A run of records
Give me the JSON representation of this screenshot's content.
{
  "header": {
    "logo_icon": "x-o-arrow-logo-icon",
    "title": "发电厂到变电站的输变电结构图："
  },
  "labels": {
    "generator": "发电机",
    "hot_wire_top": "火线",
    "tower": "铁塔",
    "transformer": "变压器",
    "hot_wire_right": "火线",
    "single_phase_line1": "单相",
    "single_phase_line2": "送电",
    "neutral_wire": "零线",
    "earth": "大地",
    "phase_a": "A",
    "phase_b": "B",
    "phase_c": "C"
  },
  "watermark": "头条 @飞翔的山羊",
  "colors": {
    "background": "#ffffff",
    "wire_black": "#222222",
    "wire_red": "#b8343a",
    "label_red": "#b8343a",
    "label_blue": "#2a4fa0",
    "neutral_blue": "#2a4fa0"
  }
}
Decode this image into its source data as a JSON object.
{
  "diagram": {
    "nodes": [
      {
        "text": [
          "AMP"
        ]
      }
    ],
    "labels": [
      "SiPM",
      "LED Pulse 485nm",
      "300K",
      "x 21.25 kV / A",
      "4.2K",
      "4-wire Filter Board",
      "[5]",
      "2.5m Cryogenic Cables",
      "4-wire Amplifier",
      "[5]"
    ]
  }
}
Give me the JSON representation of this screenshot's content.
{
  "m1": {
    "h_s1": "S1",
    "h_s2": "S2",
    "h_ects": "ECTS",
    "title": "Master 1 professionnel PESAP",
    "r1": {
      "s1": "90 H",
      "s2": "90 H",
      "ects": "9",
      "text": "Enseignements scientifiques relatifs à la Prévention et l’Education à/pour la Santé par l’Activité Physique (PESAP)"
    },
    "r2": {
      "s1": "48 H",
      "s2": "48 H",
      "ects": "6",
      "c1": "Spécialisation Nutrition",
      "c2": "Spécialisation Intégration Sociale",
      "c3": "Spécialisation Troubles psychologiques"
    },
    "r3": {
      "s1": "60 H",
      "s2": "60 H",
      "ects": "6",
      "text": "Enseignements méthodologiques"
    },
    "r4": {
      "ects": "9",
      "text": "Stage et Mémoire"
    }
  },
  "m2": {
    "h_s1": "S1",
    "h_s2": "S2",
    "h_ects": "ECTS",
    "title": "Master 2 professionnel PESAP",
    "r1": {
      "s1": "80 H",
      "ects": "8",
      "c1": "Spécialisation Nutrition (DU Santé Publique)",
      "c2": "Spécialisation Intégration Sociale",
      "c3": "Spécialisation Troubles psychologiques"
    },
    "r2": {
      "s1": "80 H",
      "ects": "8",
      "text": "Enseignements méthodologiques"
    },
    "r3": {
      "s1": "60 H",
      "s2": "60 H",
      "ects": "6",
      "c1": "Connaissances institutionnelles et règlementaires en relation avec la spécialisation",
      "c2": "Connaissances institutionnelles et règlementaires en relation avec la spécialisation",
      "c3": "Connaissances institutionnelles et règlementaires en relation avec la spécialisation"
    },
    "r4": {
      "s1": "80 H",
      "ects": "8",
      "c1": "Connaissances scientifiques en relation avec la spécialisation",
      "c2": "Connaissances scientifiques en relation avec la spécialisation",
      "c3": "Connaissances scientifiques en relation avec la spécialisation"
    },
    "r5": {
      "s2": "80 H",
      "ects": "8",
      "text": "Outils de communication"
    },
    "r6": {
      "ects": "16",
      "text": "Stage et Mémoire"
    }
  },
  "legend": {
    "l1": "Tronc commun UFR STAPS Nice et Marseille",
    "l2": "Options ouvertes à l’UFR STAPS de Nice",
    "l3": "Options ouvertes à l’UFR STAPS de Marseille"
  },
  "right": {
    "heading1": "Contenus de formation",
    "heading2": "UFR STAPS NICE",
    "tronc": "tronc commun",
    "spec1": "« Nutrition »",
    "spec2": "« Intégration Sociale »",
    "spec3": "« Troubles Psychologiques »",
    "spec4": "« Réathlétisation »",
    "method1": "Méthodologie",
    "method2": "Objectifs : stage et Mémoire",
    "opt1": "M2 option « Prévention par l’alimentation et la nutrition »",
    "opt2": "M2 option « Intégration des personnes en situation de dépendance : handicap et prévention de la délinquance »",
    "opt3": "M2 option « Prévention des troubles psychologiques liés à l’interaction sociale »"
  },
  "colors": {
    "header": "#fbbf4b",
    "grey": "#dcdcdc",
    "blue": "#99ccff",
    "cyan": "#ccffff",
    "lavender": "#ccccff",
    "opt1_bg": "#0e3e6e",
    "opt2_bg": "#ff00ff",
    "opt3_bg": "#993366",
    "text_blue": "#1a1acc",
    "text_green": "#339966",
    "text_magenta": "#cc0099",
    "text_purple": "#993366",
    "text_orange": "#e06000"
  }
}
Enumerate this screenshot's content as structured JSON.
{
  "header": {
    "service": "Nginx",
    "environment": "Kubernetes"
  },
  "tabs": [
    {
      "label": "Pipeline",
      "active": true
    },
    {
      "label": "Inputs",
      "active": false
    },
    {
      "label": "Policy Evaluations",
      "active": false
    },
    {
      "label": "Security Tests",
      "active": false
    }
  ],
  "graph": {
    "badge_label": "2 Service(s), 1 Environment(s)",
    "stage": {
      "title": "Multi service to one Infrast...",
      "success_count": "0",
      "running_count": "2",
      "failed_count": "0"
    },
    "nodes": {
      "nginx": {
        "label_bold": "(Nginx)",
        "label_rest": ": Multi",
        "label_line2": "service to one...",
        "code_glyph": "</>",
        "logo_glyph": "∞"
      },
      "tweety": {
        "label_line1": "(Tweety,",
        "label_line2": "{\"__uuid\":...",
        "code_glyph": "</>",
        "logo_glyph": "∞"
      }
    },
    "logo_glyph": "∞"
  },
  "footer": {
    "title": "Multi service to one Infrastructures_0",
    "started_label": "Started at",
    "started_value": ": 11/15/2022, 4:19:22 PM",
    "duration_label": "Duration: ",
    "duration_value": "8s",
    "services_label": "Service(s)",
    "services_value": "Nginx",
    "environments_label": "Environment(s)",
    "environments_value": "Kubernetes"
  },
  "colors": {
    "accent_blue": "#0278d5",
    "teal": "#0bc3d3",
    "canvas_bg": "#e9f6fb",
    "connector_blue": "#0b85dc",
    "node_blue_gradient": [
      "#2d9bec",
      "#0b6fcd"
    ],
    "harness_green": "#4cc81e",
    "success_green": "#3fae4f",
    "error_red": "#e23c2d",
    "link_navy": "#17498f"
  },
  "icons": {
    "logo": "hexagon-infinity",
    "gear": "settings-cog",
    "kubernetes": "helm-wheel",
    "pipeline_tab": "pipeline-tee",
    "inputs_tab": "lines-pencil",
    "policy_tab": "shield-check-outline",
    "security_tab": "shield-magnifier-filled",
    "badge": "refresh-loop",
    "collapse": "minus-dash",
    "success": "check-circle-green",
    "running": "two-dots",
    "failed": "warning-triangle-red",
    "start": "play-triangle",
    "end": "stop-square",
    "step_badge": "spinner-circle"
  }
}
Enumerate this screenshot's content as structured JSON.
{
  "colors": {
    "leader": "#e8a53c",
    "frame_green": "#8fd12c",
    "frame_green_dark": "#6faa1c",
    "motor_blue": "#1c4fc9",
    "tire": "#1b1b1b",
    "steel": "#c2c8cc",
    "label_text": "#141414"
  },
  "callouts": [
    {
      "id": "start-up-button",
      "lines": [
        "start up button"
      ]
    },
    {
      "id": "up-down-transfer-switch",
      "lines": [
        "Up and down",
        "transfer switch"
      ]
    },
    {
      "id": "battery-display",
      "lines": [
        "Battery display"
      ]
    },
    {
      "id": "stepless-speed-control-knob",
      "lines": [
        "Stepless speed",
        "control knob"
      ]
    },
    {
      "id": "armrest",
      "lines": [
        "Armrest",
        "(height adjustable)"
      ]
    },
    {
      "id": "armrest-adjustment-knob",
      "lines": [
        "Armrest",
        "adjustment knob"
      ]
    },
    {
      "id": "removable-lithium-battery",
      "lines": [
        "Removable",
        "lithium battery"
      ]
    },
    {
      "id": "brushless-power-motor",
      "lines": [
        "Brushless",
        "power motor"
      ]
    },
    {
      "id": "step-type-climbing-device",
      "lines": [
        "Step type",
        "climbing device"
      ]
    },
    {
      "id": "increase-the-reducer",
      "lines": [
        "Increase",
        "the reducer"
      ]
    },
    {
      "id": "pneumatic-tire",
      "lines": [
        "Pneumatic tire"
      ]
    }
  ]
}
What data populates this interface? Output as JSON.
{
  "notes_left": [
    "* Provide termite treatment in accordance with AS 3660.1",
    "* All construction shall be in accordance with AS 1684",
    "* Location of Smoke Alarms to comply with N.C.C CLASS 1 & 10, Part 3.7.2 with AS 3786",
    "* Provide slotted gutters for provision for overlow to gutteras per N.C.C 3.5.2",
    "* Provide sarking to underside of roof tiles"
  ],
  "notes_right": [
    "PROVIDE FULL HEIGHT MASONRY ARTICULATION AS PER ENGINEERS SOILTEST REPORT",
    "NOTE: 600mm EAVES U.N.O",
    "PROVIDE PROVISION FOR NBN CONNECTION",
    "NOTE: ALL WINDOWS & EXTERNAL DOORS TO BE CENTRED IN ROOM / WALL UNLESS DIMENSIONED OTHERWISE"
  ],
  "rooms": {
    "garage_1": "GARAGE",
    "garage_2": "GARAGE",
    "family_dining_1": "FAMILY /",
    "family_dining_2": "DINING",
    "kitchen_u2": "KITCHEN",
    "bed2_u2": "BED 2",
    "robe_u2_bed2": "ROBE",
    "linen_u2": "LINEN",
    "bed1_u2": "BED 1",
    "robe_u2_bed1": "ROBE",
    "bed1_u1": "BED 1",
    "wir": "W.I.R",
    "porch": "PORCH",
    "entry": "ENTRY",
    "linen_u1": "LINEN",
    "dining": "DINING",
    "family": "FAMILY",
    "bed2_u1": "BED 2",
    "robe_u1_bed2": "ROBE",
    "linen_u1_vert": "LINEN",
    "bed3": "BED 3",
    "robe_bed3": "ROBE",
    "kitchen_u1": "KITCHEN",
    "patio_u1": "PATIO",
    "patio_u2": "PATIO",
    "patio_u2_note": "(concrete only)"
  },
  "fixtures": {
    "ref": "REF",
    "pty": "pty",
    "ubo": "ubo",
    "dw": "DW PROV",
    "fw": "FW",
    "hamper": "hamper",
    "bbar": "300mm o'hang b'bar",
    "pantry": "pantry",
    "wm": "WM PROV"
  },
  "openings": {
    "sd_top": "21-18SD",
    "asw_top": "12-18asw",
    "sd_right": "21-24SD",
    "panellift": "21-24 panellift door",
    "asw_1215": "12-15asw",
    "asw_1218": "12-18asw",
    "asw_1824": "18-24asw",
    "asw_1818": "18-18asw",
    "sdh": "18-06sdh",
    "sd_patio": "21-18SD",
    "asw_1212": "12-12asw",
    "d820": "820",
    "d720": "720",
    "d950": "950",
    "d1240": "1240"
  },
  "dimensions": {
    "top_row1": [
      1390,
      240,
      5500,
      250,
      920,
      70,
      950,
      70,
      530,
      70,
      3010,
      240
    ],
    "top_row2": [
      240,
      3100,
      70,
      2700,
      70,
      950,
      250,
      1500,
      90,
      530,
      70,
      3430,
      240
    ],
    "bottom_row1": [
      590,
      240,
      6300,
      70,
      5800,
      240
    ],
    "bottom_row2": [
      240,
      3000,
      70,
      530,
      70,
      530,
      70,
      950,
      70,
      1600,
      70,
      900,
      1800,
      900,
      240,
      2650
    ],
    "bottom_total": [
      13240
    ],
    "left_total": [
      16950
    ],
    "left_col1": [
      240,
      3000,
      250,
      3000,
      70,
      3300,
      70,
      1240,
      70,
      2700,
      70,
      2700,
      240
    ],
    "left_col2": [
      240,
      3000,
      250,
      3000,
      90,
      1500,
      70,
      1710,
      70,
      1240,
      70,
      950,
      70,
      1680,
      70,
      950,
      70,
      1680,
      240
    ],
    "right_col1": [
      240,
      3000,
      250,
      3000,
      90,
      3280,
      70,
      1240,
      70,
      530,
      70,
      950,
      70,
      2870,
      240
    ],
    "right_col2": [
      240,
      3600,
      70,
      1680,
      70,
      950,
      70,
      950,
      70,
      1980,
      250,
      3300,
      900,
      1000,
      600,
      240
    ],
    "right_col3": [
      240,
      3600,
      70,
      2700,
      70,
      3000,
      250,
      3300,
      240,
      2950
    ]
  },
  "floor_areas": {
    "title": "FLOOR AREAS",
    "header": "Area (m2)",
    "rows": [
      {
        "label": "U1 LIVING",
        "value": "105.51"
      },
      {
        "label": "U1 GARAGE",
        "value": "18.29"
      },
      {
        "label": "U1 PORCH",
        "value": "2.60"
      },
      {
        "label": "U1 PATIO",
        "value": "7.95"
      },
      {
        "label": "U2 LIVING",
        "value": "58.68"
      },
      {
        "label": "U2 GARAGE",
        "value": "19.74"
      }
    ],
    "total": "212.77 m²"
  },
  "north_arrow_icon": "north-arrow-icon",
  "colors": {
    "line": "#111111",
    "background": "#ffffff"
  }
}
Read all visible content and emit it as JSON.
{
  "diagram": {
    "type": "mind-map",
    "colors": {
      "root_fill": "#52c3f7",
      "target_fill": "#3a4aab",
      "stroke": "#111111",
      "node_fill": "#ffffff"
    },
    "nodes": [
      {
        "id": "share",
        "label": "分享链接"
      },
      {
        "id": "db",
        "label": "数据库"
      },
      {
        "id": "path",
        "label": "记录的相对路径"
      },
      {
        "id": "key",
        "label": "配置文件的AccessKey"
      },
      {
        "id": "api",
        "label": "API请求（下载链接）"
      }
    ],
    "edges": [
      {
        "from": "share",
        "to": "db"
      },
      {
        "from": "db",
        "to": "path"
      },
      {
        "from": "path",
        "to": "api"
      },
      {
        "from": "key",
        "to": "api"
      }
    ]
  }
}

## STATED EXERCISE
Among the entries above, how many lines include the word "JSON"? Give the number with no comment.

## ANSWER
7